- **Request**: Across the entries below, how many lines contain the word "ลฯแม"? Give the number alone.

[Start of Dataset extract]

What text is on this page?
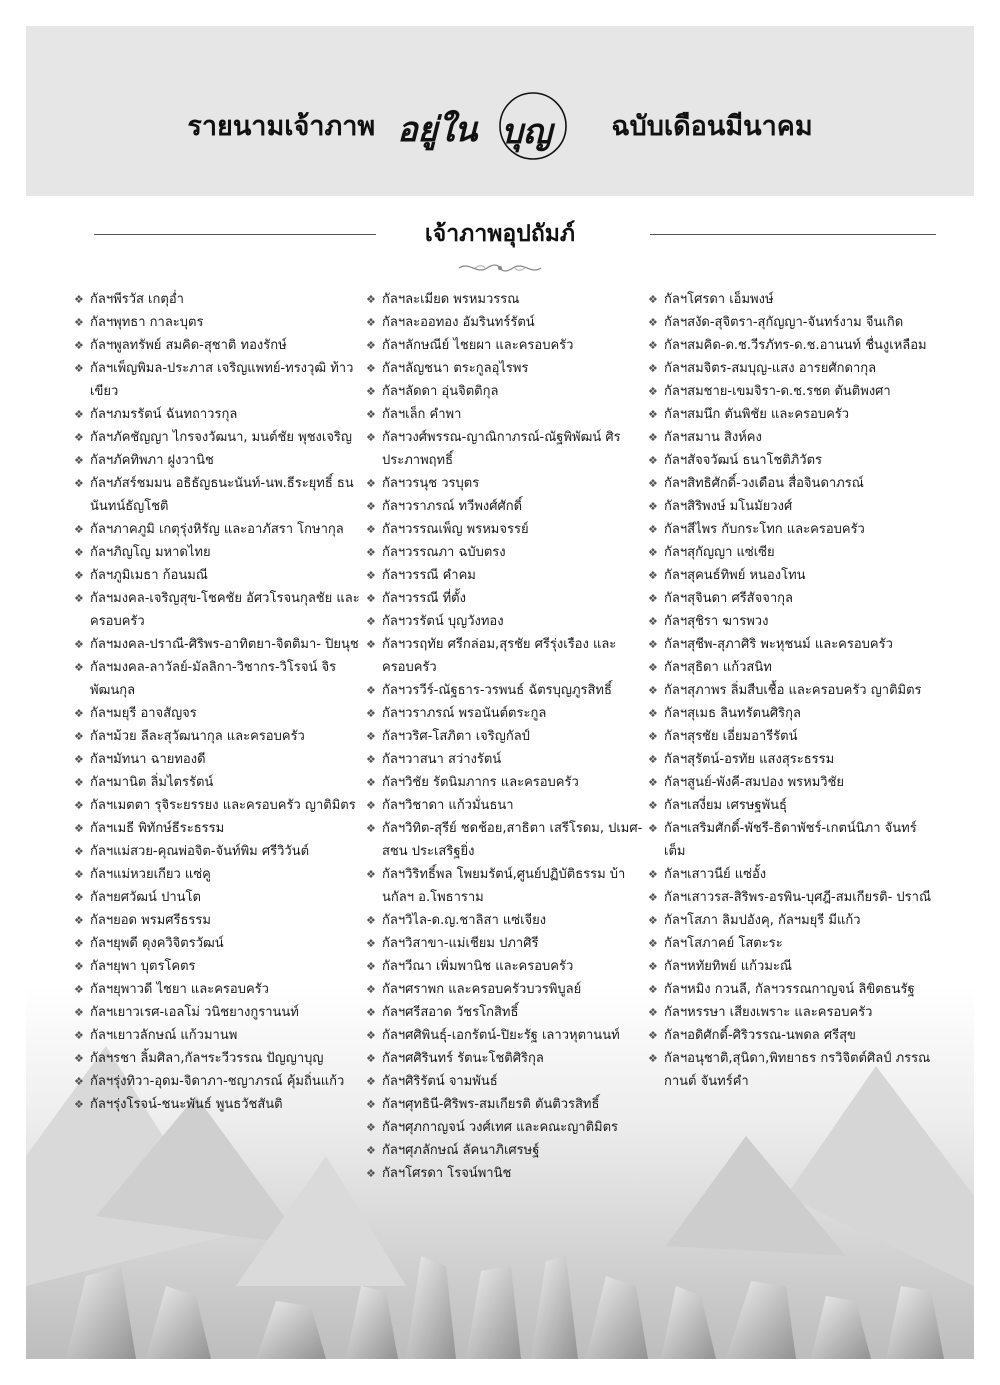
รายนามเจ้าภาพ อยู่ใน บุญ ฉบับเดือนมีนาคม
เจ้าภาพอุปถัมภ์
❖ กัลฯพีรวัส เกตุอ่ำ
❖ กัลฯพุทธา กาละบุตร
❖ กัลฯพูลทรัพย์ สมคิด-สุชาติ ทองรักษ์
❖ กัลฯเพ็ญพิมล-ประภาส เจริญแพทย์-ทรงวุฒิ ท้าวเขียว
❖ กัลฯภมรรัตน์ ฉันทถาวรกุล
❖ กัลฯภัคชัญญา ไกรจงวัฒนา, มนต์ชัย พุชงเจริญ
❖ กัลฯภัคทิพภา ฝูงวานิช
❖ กัลฯภัสร์ชมมน อธิธัญธนะนันท์-นพ.ธีระยุทธิ์ ธนนันทน์ธัญโชติ
❖ กัลฯภาคภูมิ เกตุรุ่งหิรัญ และอาภัสรา โกษากุล
❖ กัลฯภิญโญ มหาดไทย
❖ กัลฯภูมิเมธา ก้อนมณี
❖ กัลฯมงคล-เจริญสุข-โชคชัย อัศวโรจนกุลชัย และครอบครัว
❖ กัลฯมงคล-ปราณี-ศิริพร-อาทิตยา-จิตติมา- ปิยนุช
❖ กัลฯมงคล-ลาวัลย์-มัลลิกา-วิชากร-วิโรจน์ จิรพัฒนกุล
❖ กัลฯมยุรี อาจสัญจร
❖ กัลฯม้วย ลีละสุวัฒนากุล และครอบครัว
❖ กัลฯมัทนา ฉายทองดี
❖ กัลฯมานิต ลิ่มไตรรัตน์
❖ กัลฯเมตตา รุจิระยรรยง และครอบครัว ญาติมิตร
❖ กัลฯเมธี พิทักษ์ธีระธรรม
❖ กัลฯแม่สวย-คุณพ่อจิต-จันท์พิม ศรีวิวันต์
❖ กัลฯแม่หวยเกียว แซ่คู
❖ กัลฯยศวัฒน์ ปานโต
❖ กัลฯยอด พรมศรีธรรม
❖ กัลฯยุพดี ตุงควิจิตรวัฒน์
❖ กัลฯยุพา บุตรโคตร
❖ กัลฯยุพาวดี ไชยา และครอบครัว
❖ กัลฯเยาวเรศ-เอลโม่ วนิชยางกูรานนท์
❖ กัลฯเยาวลักษณ์ แก้วมานพ
❖ กัลฯรชา ลิ้มศิลา,กัลฯระวีวรรณ ปัญญาบุญ
❖ กัลฯรุ่งทิวา-อุดม-จิดาภา-ชญาภรณ์ คุ้มถิ่นแก้ว
❖ กัลฯรุ่งโรจน์-ชนะพันธ์ พูนธวัชสันติ
❖ กัลฯละเมียด พรหมวรรณ
❖ กัลฯละออทอง อัมรินทร์รัตน์
❖ กัลฯลักษณีย์ ไชยผา และครอบครัว
❖ กัลฯลัญชนา ตระกูลอุไรพร
❖ กัลฯลัดดา อุ่นจิตติกุล
❖ กัลฯเล็ก คำพา
❖ กัลฯวงศ์พรรณ-ญาณิกาภรณ์-ณัฐพิพัฒน์ ศิรประภาพฤทธิ์
❖ กัลฯวรนุช วรบุตร
❖ กัลฯวราภรณ์ ทวีพงศ์ศักดิ์
❖ กัลฯวรรณเพ็ญ พรหมจรรย์
❖ กัลฯวรรณภา ฉบับตรง
❖ กัลฯวรรณี คำคม
❖ กัลฯวรรณี ที่ตั้ง
❖ กัลฯวรรัตน์ บุญวังทอง
❖ กัลฯวรฤทัย ศรีกล่อม,สุรชัย ศรีรุ่งเรือง และครอบครัว
❖ กัลฯวรวีร์-ณัฐธาร-วรพนธ์ ฉัตรบุญภูรสิทธิ์
❖ กัลฯวราภรณ์ พรอนันต์ตระกูล
❖ กัลฯวริศ-โสภิตา เจริญกัลป์
❖ กัลฯวาสนา สว่างรัตน์
❖ กัลฯวิชัย รัตนิมภากร และครอบครัว
❖ กัลฯวิชาดา แก้วมั่นธนา
❖ กัลฯวิทิต-สุรีย์ ชดช้อย,สาธิตา เสรีโรดม, ปเมศ-สชน ประเสริฐยิ่ง
❖ กัลฯวิริทธิ์พล โพยมรัตน์,ศูนย์ปฏิบัติธรรม บ้านกัลฯ อ.โพธาราม
❖ กัลฯวิไล-ด.ญ.ชาลิสา แซ่เจียง
❖ กัลฯวิสาขา-แม่เชียม ปภาศิรี
❖ กัลฯวีณา เพิ่มพานิช และครอบครัว
❖ กัลฯศราพก และครอบครัวบวรพิบูลย์
❖ กัลฯศรีสอาด วัชรโกสิทธิ์
❖ กัลฯศศิพินธุ์-เอกรัตน์-ปิยะรัฐ เลาวหุตานนท์
❖ กัลฯศศิรินทร์ รัตนะโชติศิริกุล
❖ กัลฯศิริรัตน์ จามพันธ์
❖ กัลฯศุทธินี-ศิริพร-สมเกียรติ ตันติวรสิทธิ์
❖ กัลฯศุภกาญจน์ วงศ์เทศ และคณะญาติมิตร
❖ กัลฯศุภลักษณ์ ลัคนาภิเศรษฐ์
❖ กัลฯโศรดา โรจน์พานิช
❖ กัลฯโศรดา เอ็มพงษ์
❖ กัลฯสงัด-สุจิตรา-สุกัญญา-จันทร์งาม จีนเกิด
❖ กัลฯสมคิด-ด.ช.วีรภัทร-ด.ช.อานนท์ ชื่นงูเหลือม
❖ กัลฯสมจิตร-สมบุญ-แสง อารยศักดากุล
❖ กัลฯสมชาย-เขมจิรา-ด.ช.รชต ตันติพงศา
❖ กัลฯสมนึก ตันพิชัย และครอบครัว
❖ กัลฯสมาน สิงห์คง
❖ กัลฯสัจจวัฒน์ ธนาโชติภิวัตร
❖ กัลฯสิทธิศักดิ์-วงเดือน สื่อจินดาภรณ์
❖ กัลฯสิริพงษ์ มโนมัยวงศ์
❖ กัลฯสีไพร กับกระโทก และครอบครัว
❖ กัลฯสุกัญญา แซ่เซีย
❖ กัลฯสุคนธ์ทิพย์ หนองโทน
❖ กัลฯสุจินดา ศรีสัจจากุล
❖ กัลฯสุชิรา ฆารพวง
❖ กัลฯสุชีพ-สุภาศิริ พะหุชนม์ และครอบครัว
❖ กัลฯสุธิดา แก้วสนิท
❖ กัลฯสุภาพร ลิ่มสืบเชื้อ และครอบครัว ญาติมิตร
❖ กัลฯสุเมธ ลินทรัตนศิริกุล
❖ กัลฯสุรชัย เอี่ยมอารีรัตน์
❖ กัลฯสุรัตน์-อรทัย แสงสุระธรรม
❖ กัลฯสูนย์-พังคี-สมปอง พรหมวิชัย
❖ กัลฯเสงี่ยม เศรษฐพันธุ์
❖ กัลฯเสริมศักดิ์-พัชรี-ธิดาพัชร์-เกตน์นิภา จันทร์เต็ม
❖ กัลฯเสาวนีย์ แซ่อั้ง
❖ กัลฯเสาวรส-สิริพร-อรพิน-บุศฎี-สมเกียรติ- ปราณี
❖ กัลฯโสภา ลิมปอังคุ, กัลฯมยุรี มีแก้ว
❖ กัลฯโสภาคย์ โสตะระ
❖ กัลฯหทัยทิพย์ แก้วมะณี
❖ กัลฯหมิง กวนลี, กัลฯวรรณกาญจน์ ลิขิตธนรัฐ
❖ กัลฯหรรษา เสียงเพราะ และครอบครัว
❖ กัลฯอดิศักดิ์-ศิริวรรณ-นพดล ศรีสุข
❖ กัลฯอนุชาติ,สุนิดา,พิทยาธร กรวิจิตต์ศิลป์ ภรรณกานต์ จันทร์คำ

[End of Dataset extract]

- **Written answer**: 2